START
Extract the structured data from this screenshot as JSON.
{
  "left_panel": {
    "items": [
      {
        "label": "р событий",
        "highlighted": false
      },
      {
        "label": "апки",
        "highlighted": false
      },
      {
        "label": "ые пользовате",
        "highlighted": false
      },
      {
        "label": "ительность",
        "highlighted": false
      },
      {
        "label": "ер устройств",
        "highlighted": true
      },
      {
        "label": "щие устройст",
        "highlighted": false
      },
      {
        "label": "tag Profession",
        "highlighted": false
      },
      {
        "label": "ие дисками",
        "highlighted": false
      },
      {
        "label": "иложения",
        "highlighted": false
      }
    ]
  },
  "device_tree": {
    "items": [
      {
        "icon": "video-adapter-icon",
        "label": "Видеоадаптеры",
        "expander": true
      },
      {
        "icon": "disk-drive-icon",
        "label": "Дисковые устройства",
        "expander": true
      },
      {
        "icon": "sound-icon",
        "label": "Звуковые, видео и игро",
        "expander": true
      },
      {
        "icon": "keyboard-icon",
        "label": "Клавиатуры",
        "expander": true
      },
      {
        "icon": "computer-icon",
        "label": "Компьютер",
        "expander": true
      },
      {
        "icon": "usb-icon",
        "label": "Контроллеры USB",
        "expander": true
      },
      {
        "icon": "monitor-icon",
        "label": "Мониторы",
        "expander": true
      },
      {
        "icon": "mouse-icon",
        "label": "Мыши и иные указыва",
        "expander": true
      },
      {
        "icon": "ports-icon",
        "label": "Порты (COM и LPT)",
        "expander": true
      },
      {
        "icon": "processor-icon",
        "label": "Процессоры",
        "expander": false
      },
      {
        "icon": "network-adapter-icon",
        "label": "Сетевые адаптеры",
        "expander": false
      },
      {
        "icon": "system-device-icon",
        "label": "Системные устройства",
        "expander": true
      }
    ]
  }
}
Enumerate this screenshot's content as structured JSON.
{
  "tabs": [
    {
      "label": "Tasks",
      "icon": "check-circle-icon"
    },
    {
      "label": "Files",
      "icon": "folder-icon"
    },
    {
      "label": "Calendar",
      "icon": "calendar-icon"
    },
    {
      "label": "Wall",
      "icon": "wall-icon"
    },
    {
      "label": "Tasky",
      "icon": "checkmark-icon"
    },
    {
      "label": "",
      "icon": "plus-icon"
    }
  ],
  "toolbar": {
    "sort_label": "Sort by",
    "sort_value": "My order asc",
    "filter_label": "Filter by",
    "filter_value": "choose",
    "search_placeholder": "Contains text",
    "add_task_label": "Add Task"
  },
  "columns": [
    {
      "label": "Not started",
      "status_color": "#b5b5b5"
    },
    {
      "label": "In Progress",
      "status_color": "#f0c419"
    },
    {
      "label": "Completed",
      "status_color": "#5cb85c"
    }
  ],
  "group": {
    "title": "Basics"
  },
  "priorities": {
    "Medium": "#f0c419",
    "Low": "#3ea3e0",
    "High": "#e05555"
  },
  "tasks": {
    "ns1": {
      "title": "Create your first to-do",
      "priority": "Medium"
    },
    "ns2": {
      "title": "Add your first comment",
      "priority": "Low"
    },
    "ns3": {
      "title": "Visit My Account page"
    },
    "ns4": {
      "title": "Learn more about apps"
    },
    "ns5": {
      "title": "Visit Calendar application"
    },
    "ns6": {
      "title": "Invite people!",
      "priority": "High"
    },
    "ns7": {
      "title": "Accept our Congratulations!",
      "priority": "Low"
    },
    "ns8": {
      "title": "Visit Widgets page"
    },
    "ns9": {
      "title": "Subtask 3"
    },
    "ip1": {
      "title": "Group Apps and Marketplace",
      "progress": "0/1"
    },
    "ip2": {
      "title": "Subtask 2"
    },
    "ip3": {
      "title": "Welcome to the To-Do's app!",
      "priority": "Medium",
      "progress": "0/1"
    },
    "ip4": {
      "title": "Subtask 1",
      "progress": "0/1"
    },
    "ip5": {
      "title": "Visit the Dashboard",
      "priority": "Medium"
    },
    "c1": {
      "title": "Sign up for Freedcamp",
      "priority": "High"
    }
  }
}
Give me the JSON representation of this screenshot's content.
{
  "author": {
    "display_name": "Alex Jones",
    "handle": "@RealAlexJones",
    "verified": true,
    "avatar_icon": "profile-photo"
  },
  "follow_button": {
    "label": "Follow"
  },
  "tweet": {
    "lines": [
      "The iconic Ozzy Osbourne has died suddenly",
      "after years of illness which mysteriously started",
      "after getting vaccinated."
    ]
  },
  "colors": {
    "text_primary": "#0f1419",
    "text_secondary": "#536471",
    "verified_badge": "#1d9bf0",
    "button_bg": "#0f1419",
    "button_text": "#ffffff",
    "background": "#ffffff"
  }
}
END
The data above must be returned in full, exactly as written.

__FINISHED TASK__
Extract the structured data from this screenshot as JSON.
{
  "left_panel": {
    "items": [
      {
        "label": "р событий",
        "highlighted": false
      },
      {
        "label": "апки",
        "highlighted": false
      },
      {
        "label": "ые пользовате",
        "highlighted": false
      },
      {
        "label": "ительность",
        "highlighted": false
      },
      {
        "label": "ер устройств",
        "highlighted": true
      },
      {
        "label": "щие устройст",
        "highlighted": false
      },
      {
        "label": "tag Profession",
        "highlighted": false
      },
      {
        "label": "ие дисками",
        "highlighted": false
      },
      {
        "label": "иложения",
        "highlighted": false
      }
    ]
  },
  "device_tree": {
    "items": [
      {
        "icon": "video-adapter-icon",
        "label": "Видеоадаптеры",
        "expander": true
      },
      {
        "icon": "disk-drive-icon",
        "label": "Дисковые устройства",
        "expander": true
      },
      {
        "icon": "sound-icon",
        "label": "Звуковые, видео и игро",
        "expander": true
      },
      {
        "icon": "keyboard-icon",
        "label": "Клавиатуры",
        "expander": true
      },
      {
        "icon": "computer-icon",
        "label": "Компьютер",
        "expander": true
      },
      {
        "icon": "usb-icon",
        "label": "Контроллеры USB",
        "expander": true
      },
      {
        "icon": "monitor-icon",
        "label": "Мониторы",
        "expander": true
      },
      {
        "icon": "mouse-icon",
        "label": "Мыши и иные указыва",
        "expander": true
      },
      {
        "icon": "ports-icon",
        "label": "Порты (COM и LPT)",
        "expander": true
      },
      {
        "icon": "processor-icon",
        "label": "Процессоры",
        "expander": false
      },
      {
        "icon": "network-adapter-icon",
        "label": "Сетевые адаптеры",
        "expander": false
      },
      {
        "icon": "system-device-icon",
        "label": "Системные устройства",
        "expander": true
      }
    ]
  }
}
Enumerate this screenshot's content as structured JSON.
{
  "tabs": [
    {
      "label": "Tasks",
      "icon": "check-circle-icon"
    },
    {
      "label": "Files",
      "icon": "folder-icon"
    },
    {
      "label": "Calendar",
      "icon": "calendar-icon"
    },
    {
      "label": "Wall",
      "icon": "wall-icon"
    },
    {
      "label": "Tasky",
      "icon": "checkmark-icon"
    },
    {
      "label": "",
      "icon": "plus-icon"
    }
  ],
  "toolbar": {
    "sort_label": "Sort by",
    "sort_value": "My order asc",
    "filter_label": "Filter by",
    "filter_value": "choose",
    "search_placeholder": "Contains text",
    "add_task_label": "Add Task"
  },
  "columns": [
    {
      "label": "Not started",
      "status_color": "#b5b5b5"
    },
    {
      "label": "In Progress",
      "status_color": "#f0c419"
    },
    {
      "label": "Completed",
      "status_color": "#5cb85c"
    }
  ],
  "group": {
    "title": "Basics"
  },
  "priorities": {
    "Medium": "#f0c419",
    "Low": "#3ea3e0",
    "High": "#e05555"
  },
  "tasks": {
    "ns1": {
      "title": "Create your first to-do",
      "priority": "Medium"
    },
    "ns2": {
      "title": "Add your first comment",
      "priority": "Low"
    },
    "ns3": {
      "title": "Visit My Account page"
    },
    "ns4": {
      "title": "Learn more about apps"
    },
    "ns5": {
      "title": "Visit Calendar application"
    },
    "ns6": {
      "title": "Invite people!",
      "priority": "High"
    },
    "ns7": {
      "title": "Accept our Congratulations!",
      "priority": "Low"
    },
    "ns8": {
      "title": "Visit Widgets page"
    },
    "ns9": {
      "title": "Subtask 3"
    },
    "ip1": {
      "title": "Group Apps and Marketplace",
      "progress": "0/1"
    },
    "ip2": {
      "title": "Subtask 2"
    },
    "ip3": {
      "title": "Welcome to the To-Do's app!",
      "priority": "Medium",
      "progress": "0/1"
    },
    "ip4": {
      "title": "Subtask 1",
      "progress": "0/1"
    },
    "ip5": {
      "title": "Visit the Dashboard",
      "priority": "Medium"
    },
    "c1": {
      "title": "Sign up for Freedcamp",
      "priority": "High"
    }
  }
}
Give me the JSON representation of this screenshot's content.
{
  "author": {
    "display_name": "Alex Jones",
    "handle": "@RealAlexJones",
    "verified": true,
    "avatar_icon": "profile-photo"
  },
  "follow_button": {
    "label": "Follow"
  },
  "tweet": {
    "lines": [
      "The iconic Ozzy Osbourne has died suddenly",
      "after years of illness which mysteriously started",
      "after getting vaccinated."
    ]
  },
  "colors": {
    "text_primary": "#0f1419",
    "text_secondary": "#536471",
    "verified_badge": "#1d9bf0",
    "button_bg": "#0f1419",
    "button_text": "#ffffff",
    "background": "#ffffff"
  }
}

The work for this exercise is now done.